-- Begin DATA SUPPLIED --

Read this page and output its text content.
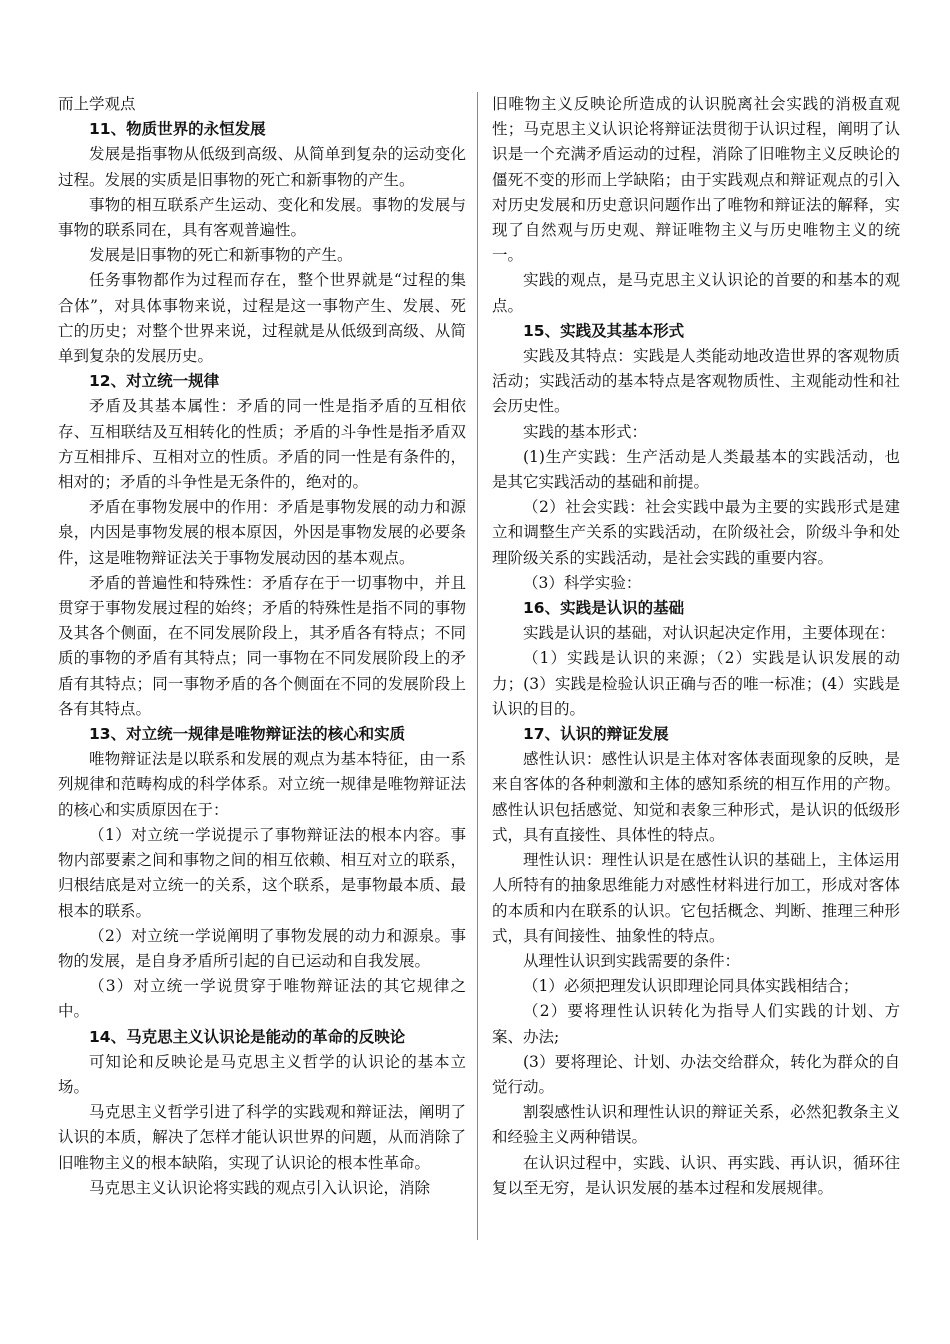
而上学观点

11、物质世界的永恒发展

发展是指事物从低级到高级、从简单到复杂的运动变化过程。发展的实质是旧事物的死亡和新事物的产生。

事物的相互联系产生运动、变化和发展。事物的发展与事物的联系同在，具有客观普遍性。

发展是旧事物的死亡和新事物的产生。

任务事物都作为过程而存在，整个世界就是“过程的集合体”，对具体事物来说，过程是这一事物产生、发展、死亡的历史；对整个世界来说，过程就是从低级到高级、从简单到复杂的发展历史。

12、对立统一规律

矛盾及其基本属性：矛盾的同一性是指矛盾的互相依存、互相联结及互相转化的性质；矛盾的斗争性是指矛盾双方互相排斥、互相对立的性质。矛盾的同一性是有条件的，相对的；矛盾的斗争性是无条件的，绝对的。

矛盾在事物发展中的作用：矛盾是事物发展的动力和源泉，内因是事物发展的根本原因，外因是事物发展的必要条件，这是唯物辩证法关于事物发展动因的基本观点。

矛盾的普遍性和特殊性：矛盾存在于一切事物中，并且贯穿于事物发展过程的始终；矛盾的特殊性是指不同的事物及其各个侧面，在不同发展阶段上，其矛盾各有特点；不同质的事物的矛盾有其特点；同一事物在不同发展阶段上的矛盾有其特点；同一事物矛盾的各个侧面在不同的发展阶段上各有其特点。

13、对立统一规律是唯物辩证法的核心和实质

唯物辩证法是以联系和发展的观点为基本特征，由一系列规律和范畴构成的科学体系。对立统一规律是唯物辩证法的核心和实质原因在于：

（1）对立统一学说提示了事物辩证法的根本内容。事物内部要素之间和事物之间的相互依赖、相互对立的联系，归根结底是对立统一的关系，这个联系，是事物最本质、最根本的联系。

（2）对立统一学说阐明了事物发展的动力和源泉。事物的发展，是自身矛盾所引起的自已运动和自我发展。

（3）对立统一学说贯穿于唯物辩证法的其它规律之中。

14、马克思主义认识论是能动的革命的反映论

可知论和反映论是马克思主义哲学的认识论的基本立场。

马克思主义哲学引进了科学的实践观和辩证法，阐明了认识的本质，解决了怎样才能认识世界的问题，从而消除了旧唯物主义的根本缺陷，实现了认识论的根本性革命。

马克思主义认识论将实践的观点引入认识论，消除

旧唯物主义反映论所造成的认识脱离社会实践的消极直观性；马克思主义认识论将辩证法贯彻于认识过程，阐明了认识是一个充满矛盾运动的过程，消除了旧唯物主义反映论的僵死不变的形而上学缺陷；由于实践观点和辩证观点的引入对历史发展和历史意识问题作出了唯物和辩证法的解释，实现了自然观与历史观、辩证唯物主义与历史唯物主义的统一。

实践的观点，是马克思主义认识论的首要的和基本的观点。

15、实践及其基本形式

实践及其特点：实践是人类能动地改造世界的客观物质活动；实践活动的基本特点是客观物质性、主观能动性和社会历史性。

实践的基本形式：

(1)生产实践：生产活动是人类最基本的实践活动，也是其它实践活动的基础和前提。

（2）社会实践：社会实践中最为主要的实践形式是建立和调整生产关系的实践活动，在阶级社会，阶级斗争和处理阶级关系的实践活动，是社会实践的重要内容。

（3）科学实验：

16、实践是认识的基础

实践是认识的基础，对认识起决定作用，主要体现在：

（1）实践是认识的来源；（2）实践是认识发展的动力；(3）实践是检验认识正确与否的唯一标准；(4）实践是认识的目的。

17、认识的辩证发展

感性认识：感性认识是主体对客体表面现象的反映，是来自客体的各种刺激和主体的感知系统的相互作用的产物。感性认识包括感觉、知觉和表象三种形式，是认识的低级形式，具有直接性、具体性的特点。

理性认识：理性认识是在感性认识的基础上，主体运用人所特有的抽象思维能力对感性材料进行加工，形成对客体的本质和内在联系的认识。它包括概念、判断、推理三种形式，具有间接性、抽象性的特点。

从理性认识到实践需要的条件：

（1）必须把理发认识即理论同具体实践相结合；

（2）要将理性认识转化为指导人们实践的计划、方案、办法;

(3）要将理论、计划、办法交给群众，转化为群众的自觉行动。

割裂感性认识和理性认识的辩证关系，必然犯教条主义和经验主义两种错误。

在认识过程中，实践、认识、再实践、再认识，循环往复以至无穷，是认识发展的基本过程和发展规律。
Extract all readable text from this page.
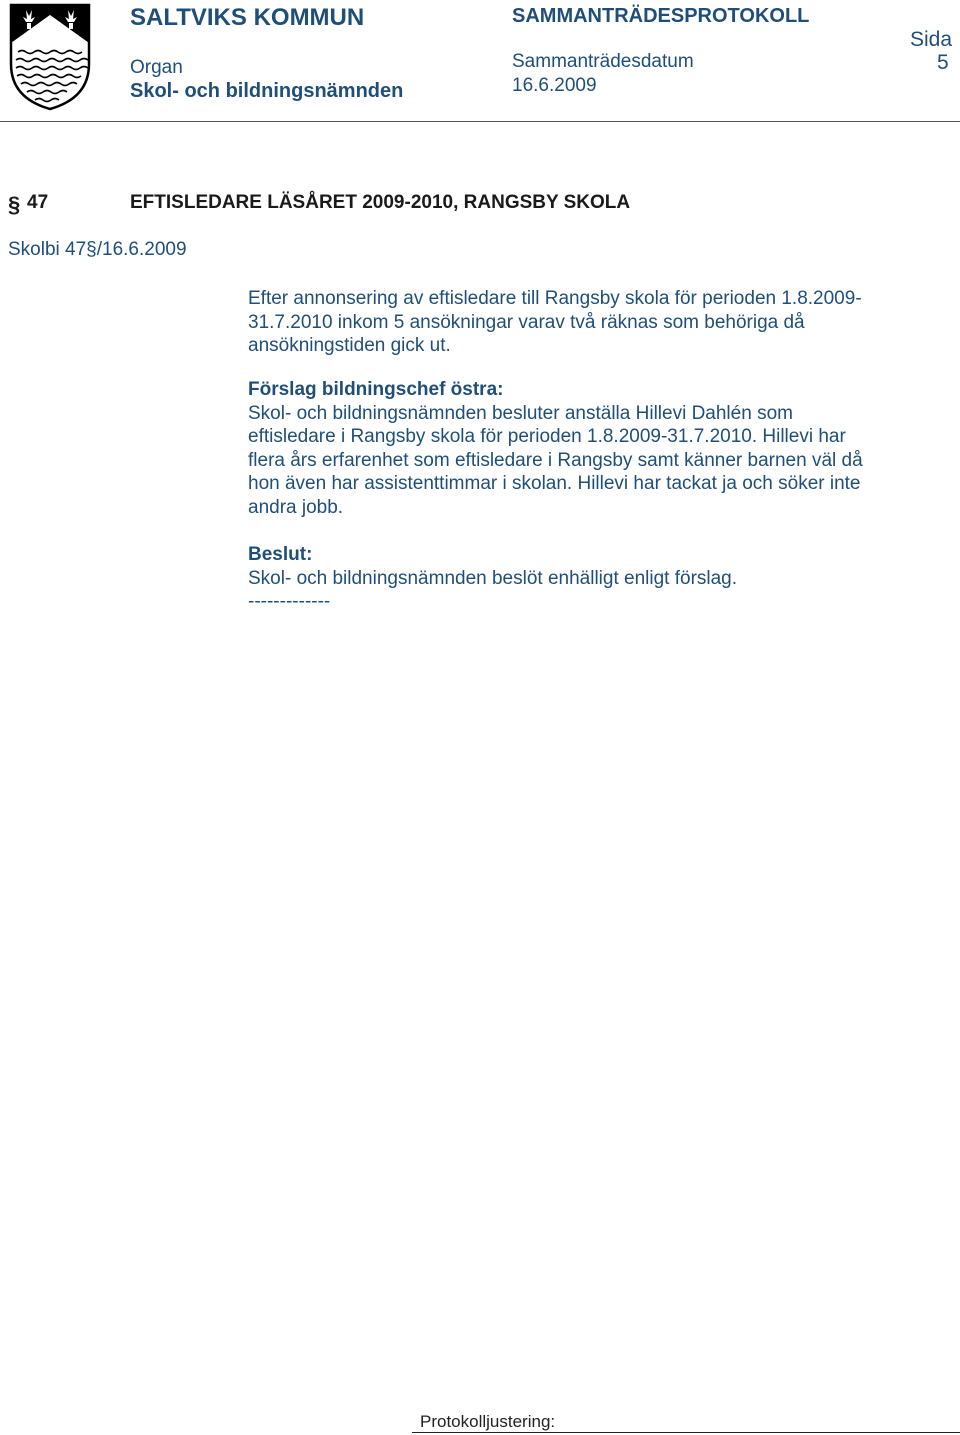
SALTVIKS KOMMUN
Organ
Skol- och bildningsnämnden
SAMMANTRÄDESPROTOKOLL
Sammanträdesdatum
16.6.2009
Sida
5
§ 47	EFTISLEDARE LÄSÅRET 2009-2010, RANGSBY SKOLA
Skolbi 47§/16.6.2009
Efter annonsering av eftisledare till Rangsby skola för perioden 1.8.2009-
31.7.2010 inkom 5 ansökningar varav två räknas som behöriga då
ansökningstiden gick ut.
Förslag bildningschef östra:
Skol- och bildningsnämnden besluter anställa Hillevi Dahlén som
eftisledare i Rangsby skola för perioden 1.8.2009-31.7.2010. Hillevi har
flera års erfarenhet som eftisledare i Rangsby samt känner barnen väl då
hon även har assistenttimmar i skolan. Hillevi har tackat ja och söker inte
andra jobb.
Beslut:
Skol- och bildningsnämnden beslöt enhälligt enligt förslag.
-------------
Protokolljustering:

-- End DATA SUPPLIED --

* **SET EXERCISE**
Output verbatim the lines beginning at the line with "Extract all readable text from this page." and ending at the last line of the material above, inclusive. Do not carry over any pictures.

* **PROBLEM SOLUTION**
Extract all readable text from this page.
SALTVIKS KOMMUN
Organ
Skol- och bildningsnämnden
SAMMANTRÄDESPROTOKOLL
Sammanträdesdatum
16.6.2009
Sida
5
§ 47	EFTISLEDARE LÄSÅRET 2009-2010, RANGSBY SKOLA
Skolbi 47§/16.6.2009
Efter annonsering av eftisledare till Rangsby skola för perioden 1.8.2009-
31.7.2010 inkom 5 ansökningar varav två räknas som behöriga då
ansökningstiden gick ut.
Förslag bildningschef östra:
Skol- och bildningsnämnden besluter anställa Hillevi Dahlén som
eftisledare i Rangsby skola för perioden 1.8.2009-31.7.2010. Hillevi har
flera års erfarenhet som eftisledare i Rangsby samt känner barnen väl då
hon även har assistenttimmar i skolan. Hillevi har tackat ja och söker inte
andra jobb.
Beslut:
Skol- och bildningsnämnden beslöt enhälligt enligt förslag.
-------------
Protokolljustering:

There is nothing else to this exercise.